- Task input -

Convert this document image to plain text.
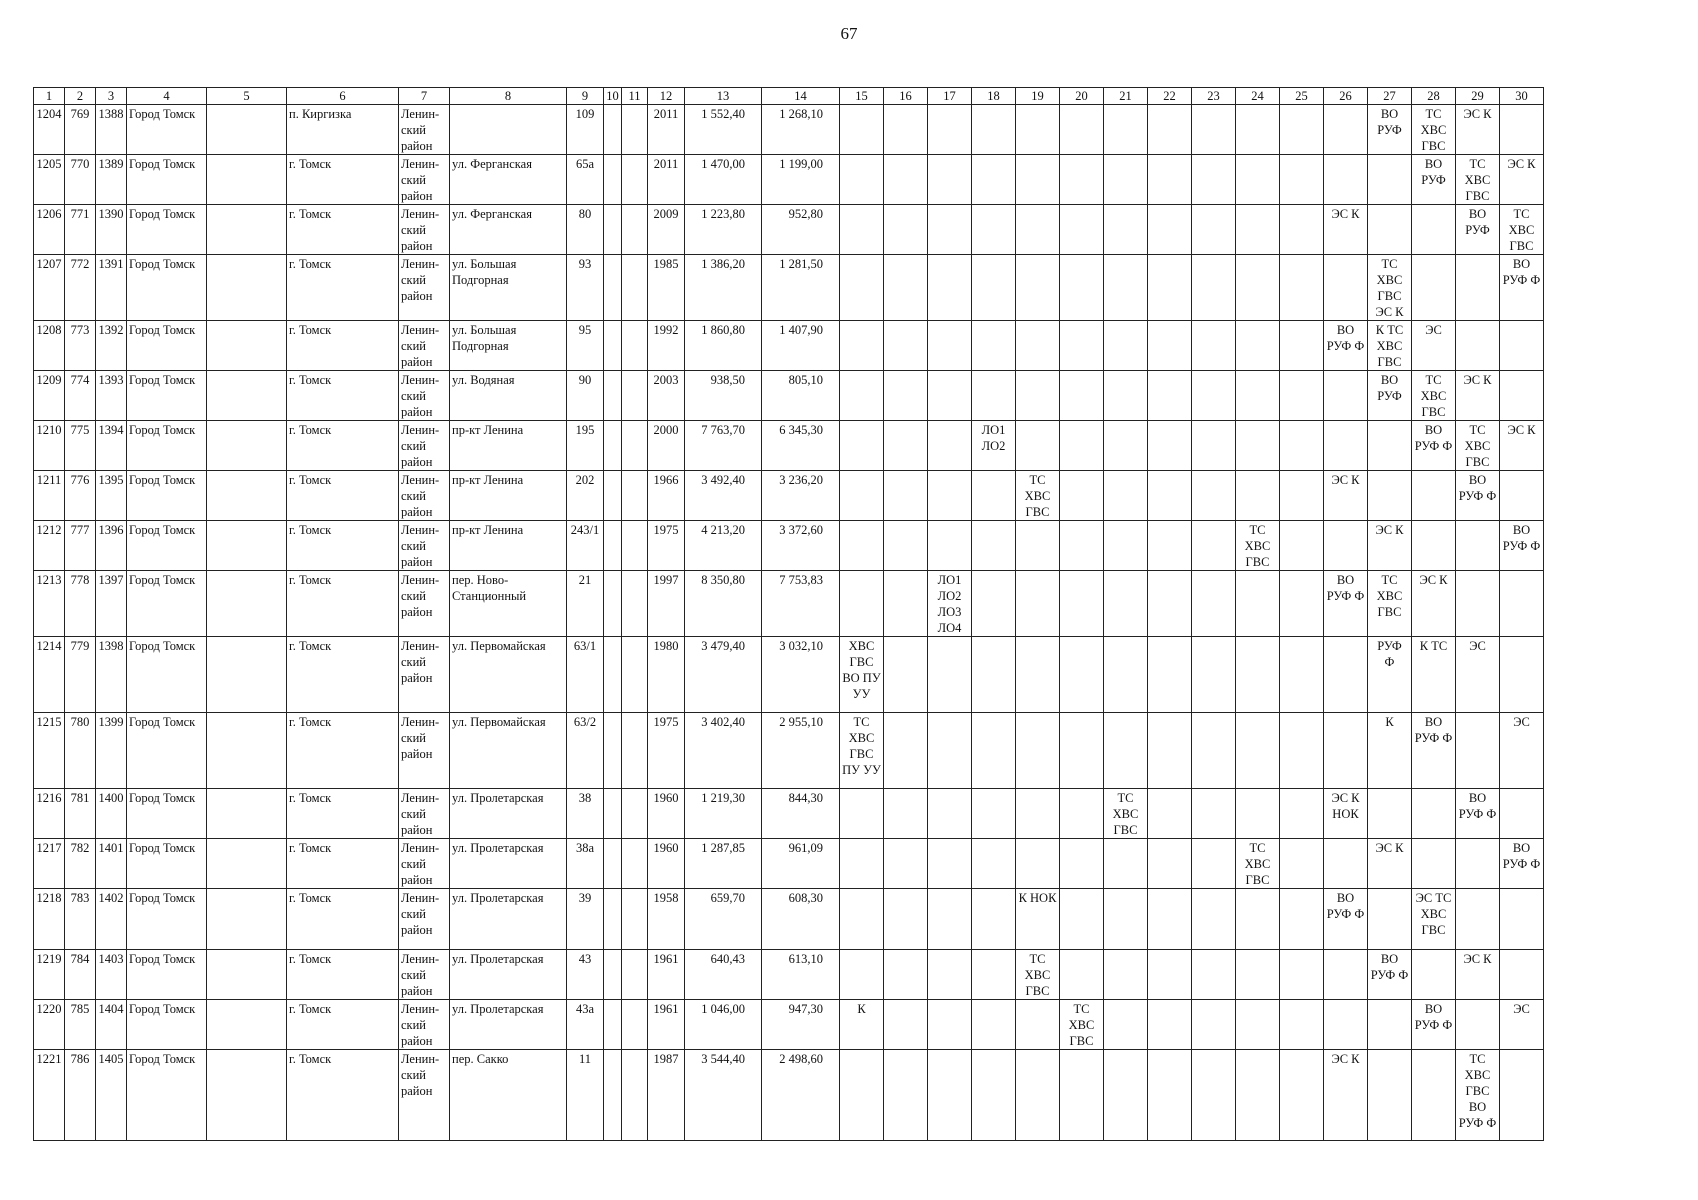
67
1	2	3	4	5	6	7	8	9	10	11	12	13	14	15	16	17	18	19	20	21	22	23	24	25	26	27	28	29	30
1204	769	1388	Город Томск		п. Киргизка	Ленин-
ский
район		109			2011	1 552,40	1 268,10													ВО
РУФ	ТС
ХВС
ГВС	ЭС К	

1205	770	1389	Город Томск		г. Томск	Ленин-
ский
район	ул. Ферганская	65а			2011	1 470,00	1 199,00														ВО
РУФ	ТС
ХВС
ГВС	ЭС К

1206	771	1390	Город Томск		г. Томск	Ленин-
ский
район	ул. Ферганская	80			2009	1 223,80	952,80												ЭС К			ВО
РУФ	ТС
ХВС
ГВС

1207	772	1391	Город Томск		г. Томск	Ленин-
ский
район	ул. Большая
Подгорная	93			1985	1 386,20	1 281,50													ТС
ХВС
ГВС
ЭС К			ВО
РУФ Ф

1208	773	1392	Город Томск		г. Томск	Ленин-
ский
район	ул. Большая
Подгорная	95			1992	1 860,80	1 407,90												ВО
РУФ Ф	К ТС
ХВС
ГВС	ЭС		

1209	774	1393	Город Томск		г. Томск	Ленин-
ский
район	ул. Водяная	90			2003	938,50	805,10													ВО
РУФ	ТС
ХВС
ГВС	ЭС К	

1210	775	1394	Город Томск		г. Томск	Ленин-
ский
район	пр-кт Ленина	195			2000	7 763,70	6 345,30				ЛО1
ЛО2										ВО
РУФ Ф	ТС
ХВС
ГВС	ЭС К

1211	776	1395	Город Томск		г. Томск	Ленин-
ский
район	пр-кт Ленина	202			1966	3 492,40	3 236,20					ТС
ХВС
ГВС							ЭС К			ВО
РУФ Ф	

1212	777	1396	Город Томск		г. Томск	Ленин-
ский
район	пр-кт Ленина	243/1			1975	4 213,20	3 372,60										ТС
ХВС
ГВС			ЭС К			ВО
РУФ Ф

1213	778	1397	Город Томск		г. Томск	Ленин-
ский
район	пер. Ново-
Станционный	21			1997	8 350,80	7 753,83			ЛО1
ЛО2
ЛО3
ЛО4									ВО
РУФ Ф	ТС
ХВС
ГВС	ЭС К		

1214	779	1398	Город Томск		г. Томск	Ленин-
ский
район	ул. Первомайская	63/1			1980	3 479,40	3 032,10	ХВС
ГВС
ВО ПУ
УУ												РУФ
Ф	К ТС	ЭС	

1215	780	1399	Город Томск		г. Томск	Ленин-
ский
район	ул. Первомайская	63/2			1975	3 402,40	2 955,10	ТС
ХВС
ГВС
ПУ УУ												К	ВО
РУФ Ф		ЭС

1216	781	1400	Город Томск		г. Томск	Ленин-
ский
район	ул. Пролетарская	38			1960	1 219,30	844,30							ТС
ХВС
ГВС					ЭС К
НОК			ВО
РУФ Ф	

1217	782	1401	Город Томск		г. Томск	Ленин-
ский
район	ул. Пролетарская	38а			1960	1 287,85	961,09										ТС
ХВС
ГВС			ЭС К			ВО
РУФ Ф

1218	783	1402	Город Томск		г. Томск	Ленин-
ский
район	ул. Пролетарская	39			1958	659,70	608,30					К НОК							ВО
РУФ Ф		ЭС ТС
ХВС
ГВС		

1219	784	1403	Город Томск		г. Томск	Ленин-
ский
район	ул. Пролетарская	43			1961	640,43	613,10					ТС
ХВС
ГВС								ВО
РУФ Ф		ЭС К	

1220	785	1404	Город Томск		г. Томск	Ленин-
ский
район	ул. Пролетарская	43а			1961	1 046,00	947,30	К					ТС
ХВС
ГВС								ВО
РУФ Ф		ЭС

1221	786	1405	Город Томск		г. Томск	Ленин-
ский
район	пер. Сакко	11			1987	3 544,40	2 498,60												ЭС К			ТС
ХВС
ГВС
ВО
РУФ Ф	
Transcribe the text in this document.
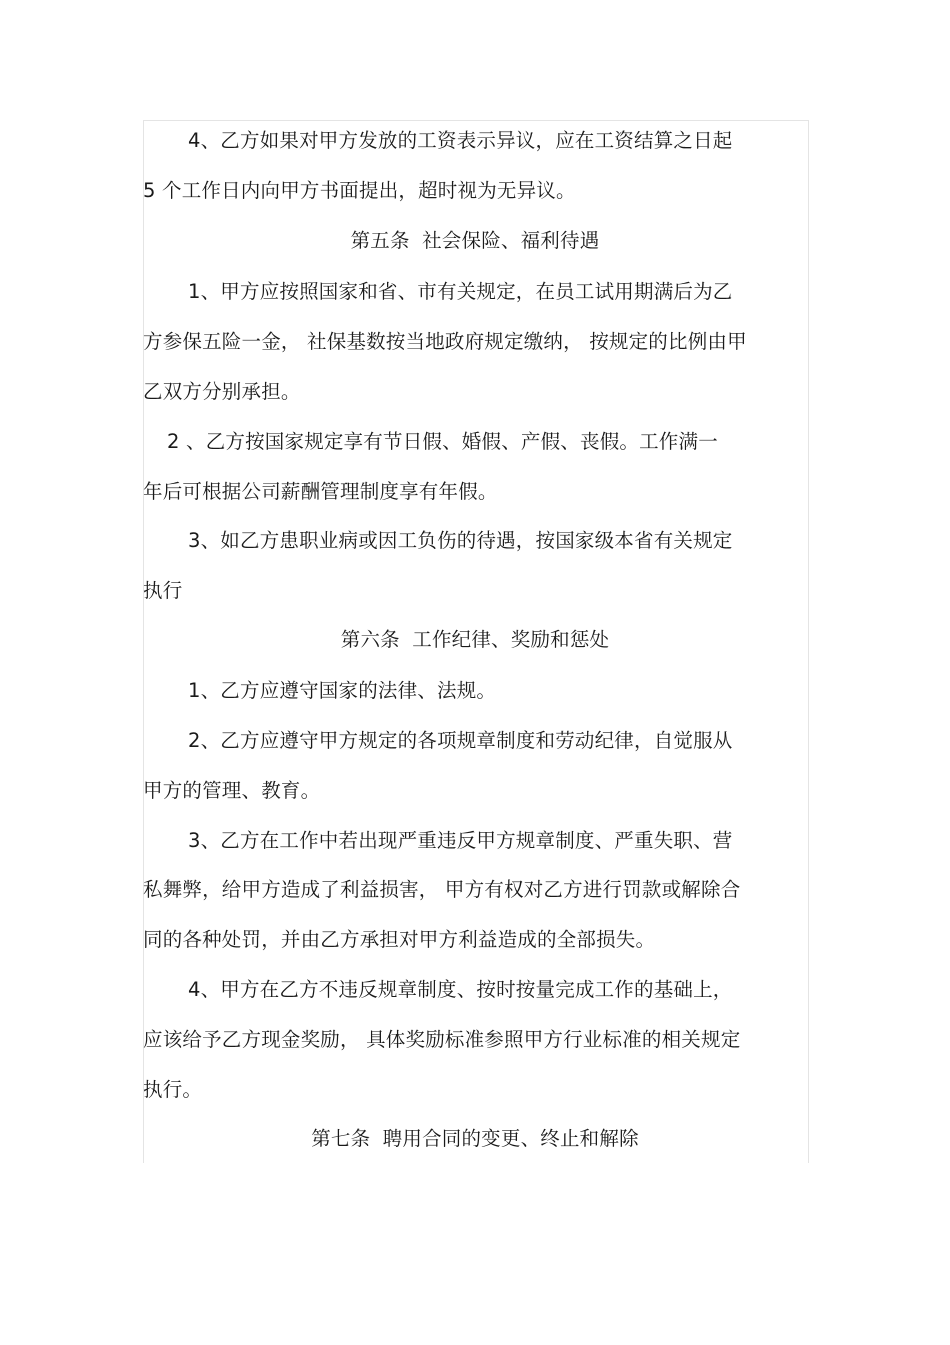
4、乙方如果对甲方发放的工资表示异议，应在工资结算之日起
5 个工作日内向甲方书面提出，超时视为无异议。
第五条 社会保险、福利待遇
1、甲方应按照国家和省、市有关规定，在员工试用期满后为乙
方参保五险一金， 社保基数按当地政府规定缴纳， 按规定的比例由甲
乙双方分别承担。
2 、乙方按国家规定享有节日假、婚假、产假、丧假。工作满一
年后可根据公司薪酬管理制度享有年假。
3、如乙方患职业病或因工负伤的待遇，按国家级本省有关规定
执行
第六条 工作纪律、奖励和惩处
1、乙方应遵守国家的法律、法规。
2、乙方应遵守甲方规定的各项规章制度和劳动纪律，自觉服从
甲方的管理、教育。
3、乙方在工作中若出现严重违反甲方规章制度、严重失职、营
私舞弊，给甲方造成了利益损害， 甲方有权对乙方进行罚款或解除合
同的各种处罚，并由乙方承担对甲方利益造成的全部损失。
4、甲方在乙方不违反规章制度、按时按量完成工作的基础上，
应该给予乙方现金奖励， 具体奖励标准参照甲方行业标准的相关规定
执行。
第七条 聘用合同的变更、终止和解除
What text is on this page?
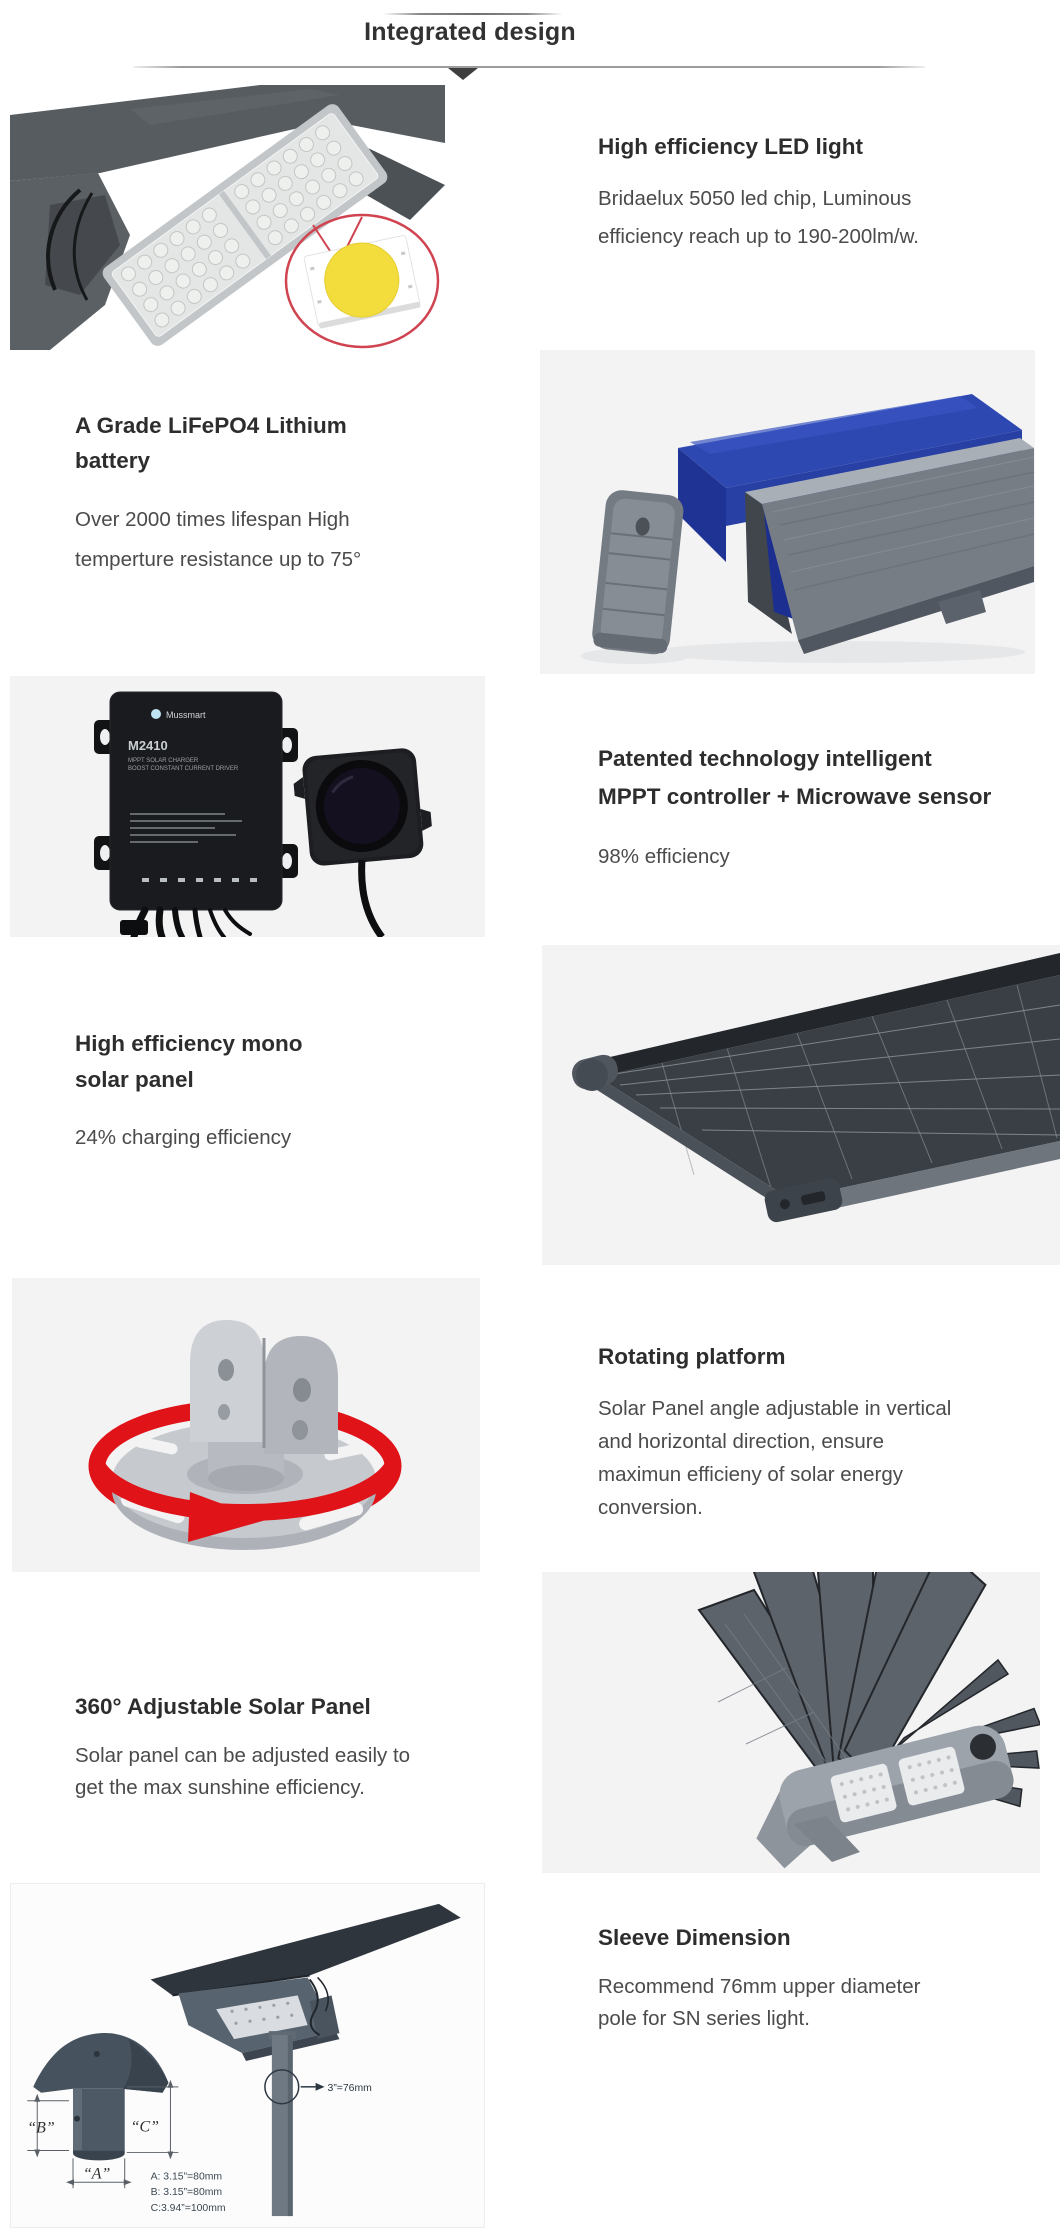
Integrated design
High efficiency LED light

Bridaelux 5050 led chip, Luminous
efficiency reach up to 190-200lm/w.

A Grade LiFePO4 Lithium
battery

Over 2000 times lifespan High
temperture resistance up to 75°

Mussmart
M2410
MPPT SOLAR CHARGER
BOOST CONSTANT CURRENT DRIVER	Patented technology intelligent
MPPT controller + Microwave sensor

98% efficiency

High efficiency mono
solar panel

24% charging efficiency

Rotating platform

Solar Panel angle adjustable in vertical
and horizontal direction, ensure
maximun efficieny of solar energy
conversion.

360° Adjustable Solar Panel

Solar panel can be adjusted easily to
get the max sunshine efficiency.

3”=76mm
“B”	“C”
“A”	A: 3.15”=80mm
B: 3.15”=80mm
C:3.94”=100mm
Sleeve Dimension

Recommend 76mm upper diameter
pole for SN series light.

- Requirement -
Return every line above that contains the word "document".

- The output -
Convert this document image to plain text.
Transcribe the text in this document.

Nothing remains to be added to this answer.